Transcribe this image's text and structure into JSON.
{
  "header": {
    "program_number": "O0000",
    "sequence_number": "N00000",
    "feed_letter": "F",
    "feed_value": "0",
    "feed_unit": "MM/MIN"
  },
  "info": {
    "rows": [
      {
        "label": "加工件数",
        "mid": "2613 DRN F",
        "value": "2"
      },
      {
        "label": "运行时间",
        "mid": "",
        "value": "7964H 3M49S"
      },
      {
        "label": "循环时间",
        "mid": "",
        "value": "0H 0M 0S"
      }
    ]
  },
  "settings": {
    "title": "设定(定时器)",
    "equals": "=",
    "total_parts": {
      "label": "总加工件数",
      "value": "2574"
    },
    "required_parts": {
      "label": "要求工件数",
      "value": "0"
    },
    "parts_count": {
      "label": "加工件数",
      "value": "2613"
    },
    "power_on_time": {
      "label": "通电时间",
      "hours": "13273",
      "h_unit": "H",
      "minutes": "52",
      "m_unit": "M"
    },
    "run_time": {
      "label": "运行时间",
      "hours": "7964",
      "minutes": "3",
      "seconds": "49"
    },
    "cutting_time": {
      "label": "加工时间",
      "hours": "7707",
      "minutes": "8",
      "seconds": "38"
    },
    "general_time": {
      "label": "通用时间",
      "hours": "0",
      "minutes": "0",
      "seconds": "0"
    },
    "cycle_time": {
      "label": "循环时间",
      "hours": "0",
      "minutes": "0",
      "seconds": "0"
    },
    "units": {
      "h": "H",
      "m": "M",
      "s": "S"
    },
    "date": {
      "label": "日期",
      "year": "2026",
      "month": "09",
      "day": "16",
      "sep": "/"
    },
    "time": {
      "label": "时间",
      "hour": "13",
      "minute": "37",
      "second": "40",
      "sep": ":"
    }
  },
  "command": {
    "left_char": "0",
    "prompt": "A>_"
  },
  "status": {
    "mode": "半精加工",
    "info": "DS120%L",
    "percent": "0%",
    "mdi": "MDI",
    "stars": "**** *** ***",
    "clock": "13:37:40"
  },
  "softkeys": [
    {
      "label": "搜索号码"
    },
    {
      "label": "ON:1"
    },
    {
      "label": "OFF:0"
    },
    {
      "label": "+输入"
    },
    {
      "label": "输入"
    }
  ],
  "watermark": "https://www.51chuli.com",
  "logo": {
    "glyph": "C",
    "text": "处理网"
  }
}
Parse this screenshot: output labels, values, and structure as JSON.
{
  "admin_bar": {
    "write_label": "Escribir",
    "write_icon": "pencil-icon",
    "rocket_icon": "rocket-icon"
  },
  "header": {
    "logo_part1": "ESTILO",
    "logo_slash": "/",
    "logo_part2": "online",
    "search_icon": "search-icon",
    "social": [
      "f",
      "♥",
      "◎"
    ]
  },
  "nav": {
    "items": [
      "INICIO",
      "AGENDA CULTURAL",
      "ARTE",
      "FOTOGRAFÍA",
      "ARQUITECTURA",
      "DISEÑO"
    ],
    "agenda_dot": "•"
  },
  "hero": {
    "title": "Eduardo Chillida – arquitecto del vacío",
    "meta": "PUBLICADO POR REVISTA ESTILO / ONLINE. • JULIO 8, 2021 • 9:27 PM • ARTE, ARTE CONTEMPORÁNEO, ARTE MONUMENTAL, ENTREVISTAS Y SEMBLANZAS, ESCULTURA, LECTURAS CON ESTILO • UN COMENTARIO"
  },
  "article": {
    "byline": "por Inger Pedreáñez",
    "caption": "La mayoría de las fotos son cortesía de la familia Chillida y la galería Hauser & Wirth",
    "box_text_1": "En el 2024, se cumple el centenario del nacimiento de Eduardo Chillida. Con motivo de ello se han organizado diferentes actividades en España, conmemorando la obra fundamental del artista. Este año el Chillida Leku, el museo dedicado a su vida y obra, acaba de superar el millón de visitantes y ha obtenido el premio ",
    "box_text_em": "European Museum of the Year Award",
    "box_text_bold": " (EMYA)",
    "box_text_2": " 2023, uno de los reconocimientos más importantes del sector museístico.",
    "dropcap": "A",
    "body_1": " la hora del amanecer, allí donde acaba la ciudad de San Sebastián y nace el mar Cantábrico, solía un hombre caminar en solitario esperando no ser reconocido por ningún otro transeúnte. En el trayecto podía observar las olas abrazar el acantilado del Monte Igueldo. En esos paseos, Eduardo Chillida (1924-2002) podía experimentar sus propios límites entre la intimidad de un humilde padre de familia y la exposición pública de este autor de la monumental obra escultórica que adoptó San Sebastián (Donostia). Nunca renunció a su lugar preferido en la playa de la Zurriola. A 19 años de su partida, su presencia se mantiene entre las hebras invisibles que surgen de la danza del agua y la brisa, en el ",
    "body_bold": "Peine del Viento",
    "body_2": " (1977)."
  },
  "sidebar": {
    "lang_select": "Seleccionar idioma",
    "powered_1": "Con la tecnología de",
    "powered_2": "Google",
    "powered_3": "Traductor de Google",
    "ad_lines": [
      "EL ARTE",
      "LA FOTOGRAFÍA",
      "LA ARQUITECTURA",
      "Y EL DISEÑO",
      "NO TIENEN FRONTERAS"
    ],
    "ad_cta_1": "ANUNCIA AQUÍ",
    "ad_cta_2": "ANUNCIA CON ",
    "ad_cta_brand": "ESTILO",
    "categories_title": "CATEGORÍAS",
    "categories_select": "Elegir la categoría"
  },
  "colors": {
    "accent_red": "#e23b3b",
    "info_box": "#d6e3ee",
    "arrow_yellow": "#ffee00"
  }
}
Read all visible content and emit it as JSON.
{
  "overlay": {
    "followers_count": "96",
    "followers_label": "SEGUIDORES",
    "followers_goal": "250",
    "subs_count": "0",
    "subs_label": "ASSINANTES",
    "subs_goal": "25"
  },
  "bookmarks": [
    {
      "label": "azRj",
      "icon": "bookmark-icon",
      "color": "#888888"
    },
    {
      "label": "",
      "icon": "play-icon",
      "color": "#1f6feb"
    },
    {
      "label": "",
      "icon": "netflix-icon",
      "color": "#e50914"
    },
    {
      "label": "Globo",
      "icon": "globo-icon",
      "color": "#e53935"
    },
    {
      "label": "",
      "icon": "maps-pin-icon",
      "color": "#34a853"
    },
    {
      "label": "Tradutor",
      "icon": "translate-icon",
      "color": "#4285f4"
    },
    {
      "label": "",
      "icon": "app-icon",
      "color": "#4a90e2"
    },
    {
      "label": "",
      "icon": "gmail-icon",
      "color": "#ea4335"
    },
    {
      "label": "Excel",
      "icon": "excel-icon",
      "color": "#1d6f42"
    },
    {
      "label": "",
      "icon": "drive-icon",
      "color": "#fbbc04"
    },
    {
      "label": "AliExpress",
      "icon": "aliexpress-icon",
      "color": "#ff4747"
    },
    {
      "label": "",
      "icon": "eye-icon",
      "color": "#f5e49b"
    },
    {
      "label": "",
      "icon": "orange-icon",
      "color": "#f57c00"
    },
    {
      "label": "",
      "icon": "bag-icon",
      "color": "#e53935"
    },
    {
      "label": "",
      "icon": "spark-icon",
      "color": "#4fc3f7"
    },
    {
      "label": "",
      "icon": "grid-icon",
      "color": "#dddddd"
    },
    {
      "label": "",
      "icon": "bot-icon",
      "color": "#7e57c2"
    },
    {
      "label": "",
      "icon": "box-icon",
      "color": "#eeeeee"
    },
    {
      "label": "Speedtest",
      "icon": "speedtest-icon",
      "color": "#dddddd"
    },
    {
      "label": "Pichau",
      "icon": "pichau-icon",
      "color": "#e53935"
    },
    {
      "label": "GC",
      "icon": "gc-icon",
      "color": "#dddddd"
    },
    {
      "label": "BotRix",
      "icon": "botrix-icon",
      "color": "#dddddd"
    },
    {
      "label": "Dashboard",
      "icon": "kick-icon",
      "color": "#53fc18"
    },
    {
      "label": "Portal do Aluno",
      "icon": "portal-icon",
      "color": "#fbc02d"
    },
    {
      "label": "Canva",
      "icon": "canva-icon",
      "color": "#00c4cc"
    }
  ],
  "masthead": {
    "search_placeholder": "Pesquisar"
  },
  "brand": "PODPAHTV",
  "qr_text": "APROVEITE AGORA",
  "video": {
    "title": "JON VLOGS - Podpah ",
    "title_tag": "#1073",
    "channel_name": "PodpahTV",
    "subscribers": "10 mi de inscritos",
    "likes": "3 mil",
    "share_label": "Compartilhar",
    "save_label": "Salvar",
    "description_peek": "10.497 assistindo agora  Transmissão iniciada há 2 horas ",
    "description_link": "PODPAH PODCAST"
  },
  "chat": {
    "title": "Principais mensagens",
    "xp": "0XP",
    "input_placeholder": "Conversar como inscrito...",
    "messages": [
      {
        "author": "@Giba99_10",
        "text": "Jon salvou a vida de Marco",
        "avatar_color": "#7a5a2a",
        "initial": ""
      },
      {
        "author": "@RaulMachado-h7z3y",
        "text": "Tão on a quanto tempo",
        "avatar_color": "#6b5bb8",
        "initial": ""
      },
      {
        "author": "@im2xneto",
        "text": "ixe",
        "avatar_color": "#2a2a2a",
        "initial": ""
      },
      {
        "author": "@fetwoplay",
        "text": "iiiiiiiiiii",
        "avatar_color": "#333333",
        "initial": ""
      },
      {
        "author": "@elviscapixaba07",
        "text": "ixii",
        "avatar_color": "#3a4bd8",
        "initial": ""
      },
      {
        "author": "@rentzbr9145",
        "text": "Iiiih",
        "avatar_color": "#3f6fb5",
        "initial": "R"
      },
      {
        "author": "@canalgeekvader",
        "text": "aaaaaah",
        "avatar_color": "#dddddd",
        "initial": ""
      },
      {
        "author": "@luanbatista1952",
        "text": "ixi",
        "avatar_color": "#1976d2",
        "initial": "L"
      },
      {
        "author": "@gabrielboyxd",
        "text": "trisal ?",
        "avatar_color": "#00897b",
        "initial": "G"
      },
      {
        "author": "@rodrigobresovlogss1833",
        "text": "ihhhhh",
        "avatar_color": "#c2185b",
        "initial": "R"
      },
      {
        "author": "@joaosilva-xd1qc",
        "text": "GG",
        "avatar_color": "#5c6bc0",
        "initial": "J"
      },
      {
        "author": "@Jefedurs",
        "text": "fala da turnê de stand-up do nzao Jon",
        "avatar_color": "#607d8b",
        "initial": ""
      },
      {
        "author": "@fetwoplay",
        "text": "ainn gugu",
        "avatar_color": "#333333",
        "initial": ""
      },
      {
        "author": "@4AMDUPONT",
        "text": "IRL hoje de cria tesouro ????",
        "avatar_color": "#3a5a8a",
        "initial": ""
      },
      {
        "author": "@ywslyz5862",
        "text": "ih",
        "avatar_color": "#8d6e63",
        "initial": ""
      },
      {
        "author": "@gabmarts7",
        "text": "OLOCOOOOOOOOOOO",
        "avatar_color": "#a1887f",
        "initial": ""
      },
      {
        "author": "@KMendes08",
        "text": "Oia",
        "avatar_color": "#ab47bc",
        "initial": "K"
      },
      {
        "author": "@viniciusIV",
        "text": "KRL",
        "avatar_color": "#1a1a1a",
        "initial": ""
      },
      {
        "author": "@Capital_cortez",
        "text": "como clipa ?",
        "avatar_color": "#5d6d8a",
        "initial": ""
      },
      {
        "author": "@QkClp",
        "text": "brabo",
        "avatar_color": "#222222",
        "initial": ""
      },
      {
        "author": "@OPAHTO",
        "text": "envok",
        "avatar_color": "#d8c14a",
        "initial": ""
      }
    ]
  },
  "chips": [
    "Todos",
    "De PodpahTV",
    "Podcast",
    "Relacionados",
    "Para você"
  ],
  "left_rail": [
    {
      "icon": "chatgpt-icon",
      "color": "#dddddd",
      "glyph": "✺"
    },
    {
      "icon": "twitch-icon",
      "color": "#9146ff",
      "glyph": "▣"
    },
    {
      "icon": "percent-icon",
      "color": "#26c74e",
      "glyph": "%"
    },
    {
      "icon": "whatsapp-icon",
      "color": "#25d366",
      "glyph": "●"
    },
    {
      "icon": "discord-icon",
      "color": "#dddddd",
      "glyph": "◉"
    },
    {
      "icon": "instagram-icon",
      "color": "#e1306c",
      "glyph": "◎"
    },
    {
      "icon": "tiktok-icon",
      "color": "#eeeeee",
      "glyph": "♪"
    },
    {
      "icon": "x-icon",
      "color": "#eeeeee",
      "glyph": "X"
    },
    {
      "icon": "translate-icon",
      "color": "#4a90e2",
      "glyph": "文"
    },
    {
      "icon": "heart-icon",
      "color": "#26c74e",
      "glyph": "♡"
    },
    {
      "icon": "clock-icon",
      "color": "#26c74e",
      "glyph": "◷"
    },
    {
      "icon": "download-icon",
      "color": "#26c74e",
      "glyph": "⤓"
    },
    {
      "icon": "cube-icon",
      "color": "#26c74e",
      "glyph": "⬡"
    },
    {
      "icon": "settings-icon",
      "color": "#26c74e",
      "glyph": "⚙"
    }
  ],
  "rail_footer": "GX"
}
□ □ □ □ □ □ □
WHAT IS ASKED:
Find and copy each line above that includes the string "ESTILO".

TASK ANSWER:
    "logo_part1": "ESTILO",
    "meta": "PUBLICADO POR REVISTA ESTILO / ONLINE. • JULIO 8, 2021 • 9:27 PM • ARTE, ARTE CONTEMPORÁNEO, ARTE MONUMENTAL, ENTREVISTAS Y SEMBLANZAS, ESCULTURA, LECTURAS CON ESTILO • UN COMENTARIO"
    "ad_cta_brand": "ESTILO",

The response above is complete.